Rows from a dataset
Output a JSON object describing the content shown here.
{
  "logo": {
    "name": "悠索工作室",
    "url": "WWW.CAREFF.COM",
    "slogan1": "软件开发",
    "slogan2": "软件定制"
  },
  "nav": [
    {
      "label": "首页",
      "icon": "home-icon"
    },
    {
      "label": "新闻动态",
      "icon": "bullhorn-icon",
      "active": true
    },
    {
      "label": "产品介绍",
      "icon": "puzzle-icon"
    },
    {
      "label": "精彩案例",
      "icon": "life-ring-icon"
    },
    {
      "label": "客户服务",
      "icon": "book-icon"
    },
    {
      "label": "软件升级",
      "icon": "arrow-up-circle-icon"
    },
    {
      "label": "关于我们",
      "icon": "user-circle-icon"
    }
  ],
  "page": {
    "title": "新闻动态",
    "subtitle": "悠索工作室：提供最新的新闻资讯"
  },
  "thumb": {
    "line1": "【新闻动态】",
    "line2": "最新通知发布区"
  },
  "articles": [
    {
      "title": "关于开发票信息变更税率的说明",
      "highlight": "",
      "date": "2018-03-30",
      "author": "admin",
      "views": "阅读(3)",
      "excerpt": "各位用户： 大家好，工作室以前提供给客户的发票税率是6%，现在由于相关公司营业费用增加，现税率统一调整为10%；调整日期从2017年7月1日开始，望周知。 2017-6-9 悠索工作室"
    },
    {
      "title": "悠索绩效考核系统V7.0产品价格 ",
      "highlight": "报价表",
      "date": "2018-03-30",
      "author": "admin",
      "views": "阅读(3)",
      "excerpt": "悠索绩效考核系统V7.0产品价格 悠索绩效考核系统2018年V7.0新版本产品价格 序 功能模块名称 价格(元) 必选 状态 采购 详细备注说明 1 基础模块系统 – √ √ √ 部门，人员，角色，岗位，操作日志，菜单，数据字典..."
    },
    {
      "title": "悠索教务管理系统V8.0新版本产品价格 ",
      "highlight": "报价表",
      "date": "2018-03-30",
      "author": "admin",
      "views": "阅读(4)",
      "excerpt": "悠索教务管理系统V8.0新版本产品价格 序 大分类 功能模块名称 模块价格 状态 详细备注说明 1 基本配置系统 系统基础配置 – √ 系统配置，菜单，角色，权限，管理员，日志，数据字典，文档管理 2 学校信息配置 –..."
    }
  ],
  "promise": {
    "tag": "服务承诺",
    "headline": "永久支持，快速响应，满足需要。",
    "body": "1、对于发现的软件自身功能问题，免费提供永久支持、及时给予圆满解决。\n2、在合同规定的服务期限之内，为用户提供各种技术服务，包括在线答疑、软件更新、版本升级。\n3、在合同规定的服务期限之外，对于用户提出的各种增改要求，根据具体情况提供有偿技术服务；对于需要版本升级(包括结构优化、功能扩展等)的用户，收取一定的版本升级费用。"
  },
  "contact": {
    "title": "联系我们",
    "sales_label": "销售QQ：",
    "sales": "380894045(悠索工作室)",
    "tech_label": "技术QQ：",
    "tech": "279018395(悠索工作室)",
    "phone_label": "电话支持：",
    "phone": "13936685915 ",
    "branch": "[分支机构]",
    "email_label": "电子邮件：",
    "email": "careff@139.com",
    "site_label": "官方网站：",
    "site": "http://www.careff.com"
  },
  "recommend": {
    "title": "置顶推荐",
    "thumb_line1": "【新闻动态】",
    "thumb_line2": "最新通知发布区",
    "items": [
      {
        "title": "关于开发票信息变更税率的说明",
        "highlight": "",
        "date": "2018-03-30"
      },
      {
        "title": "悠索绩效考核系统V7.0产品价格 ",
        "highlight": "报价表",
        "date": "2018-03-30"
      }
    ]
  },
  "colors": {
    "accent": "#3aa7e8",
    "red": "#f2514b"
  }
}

WORK TO DO
Write out every line from the records above, word for word.

COMPLETE ANSWER
Output a JSON object describing the content shown here.
{
  "logo": {
    "name": "悠索工作室",
    "url": "WWW.CAREFF.COM",
    "slogan1": "软件开发",
    "slogan2": "软件定制"
  },
  "nav": [
    {
      "label": "首页",
      "icon": "home-icon"
    },
    {
      "label": "新闻动态",
      "icon": "bullhorn-icon",
      "active": true
    },
    {
      "label": "产品介绍",
      "icon": "puzzle-icon"
    },
    {
      "label": "精彩案例",
      "icon": "life-ring-icon"
    },
    {
      "label": "客户服务",
      "icon": "book-icon"
    },
    {
      "label": "软件升级",
      "icon": "arrow-up-circle-icon"
    },
    {
      "label": "关于我们",
      "icon": "user-circle-icon"
    }
  ],
  "page": {
    "title": "新闻动态",
    "subtitle": "悠索工作室：提供最新的新闻资讯"
  },
  "thumb": {
    "line1": "【新闻动态】",
    "line2": "最新通知发布区"
  },
  "articles": [
    {
      "title": "关于开发票信息变更税率的说明",
      "highlight": "",
      "date": "2018-03-30",
      "author": "admin",
      "views": "阅读(3)",
      "excerpt": "各位用户： 大家好，工作室以前提供给客户的发票税率是6%，现在由于相关公司营业费用增加，现税率统一调整为10%；调整日期从2017年7月1日开始，望周知。 2017-6-9 悠索工作室"
    },
    {
      "title": "悠索绩效考核系统V7.0产品价格 ",
      "highlight": "报价表",
      "date": "2018-03-30",
      "author": "admin",
      "views": "阅读(3)",
      "excerpt": "悠索绩效考核系统V7.0产品价格 悠索绩效考核系统2018年V7.0新版本产品价格 序 功能模块名称 价格(元) 必选 状态 采购 详细备注说明 1 基础模块系统 – √ √ √ 部门，人员，角色，岗位，操作日志，菜单，数据字典..."
    },
    {
      "title": "悠索教务管理系统V8.0新版本产品价格 ",
      "highlight": "报价表",
      "date": "2018-03-30",
      "author": "admin",
      "views": "阅读(4)",
      "excerpt": "悠索教务管理系统V8.0新版本产品价格 序 大分类 功能模块名称 模块价格 状态 详细备注说明 1 基本配置系统 系统基础配置 – √ 系统配置，菜单，角色，权限，管理员，日志，数据字典，文档管理 2 学校信息配置 –..."
    }
  ],
  "promise": {
    "tag": "服务承诺",
    "headline": "永久支持，快速响应，满足需要。",
    "body": "1、对于发现的软件自身功能问题，免费提供永久支持、及时给予圆满解决。\n2、在合同规定的服务期限之内，为用户提供各种技术服务，包括在线答疑、软件更新、版本升级。\n3、在合同规定的服务期限之外，对于用户提出的各种增改要求，根据具体情况提供有偿技术服务；对于需要版本升级(包括结构优化、功能扩展等)的用户，收取一定的版本升级费用。"
  },
  "contact": {
    "title": "联系我们",
    "sales_label": "销售QQ：",
    "sales": "380894045(悠索工作室)",
    "tech_label": "技术QQ：",
    "tech": "279018395(悠索工作室)",
    "phone_label": "电话支持：",
    "phone": "13936685915 ",
    "branch": "[分支机构]",
    "email_label": "电子邮件：",
    "email": "careff@139.com",
    "site_label": "官方网站：",
    "site": "http://www.careff.com"
  },
  "recommend": {
    "title": "置顶推荐",
    "thumb_line1": "【新闻动态】",
    "thumb_line2": "最新通知发布区",
    "items": [
      {
        "title": "关于开发票信息变更税率的说明",
        "highlight": "",
        "date": "2018-03-30"
      },
      {
        "title": "悠索绩效考核系统V7.0产品价格 ",
        "highlight": "报价表",
        "date": "2018-03-30"
      }
    ]
  },
  "colors": {
    "accent": "#3aa7e8",
    "red": "#f2514b"
  }
}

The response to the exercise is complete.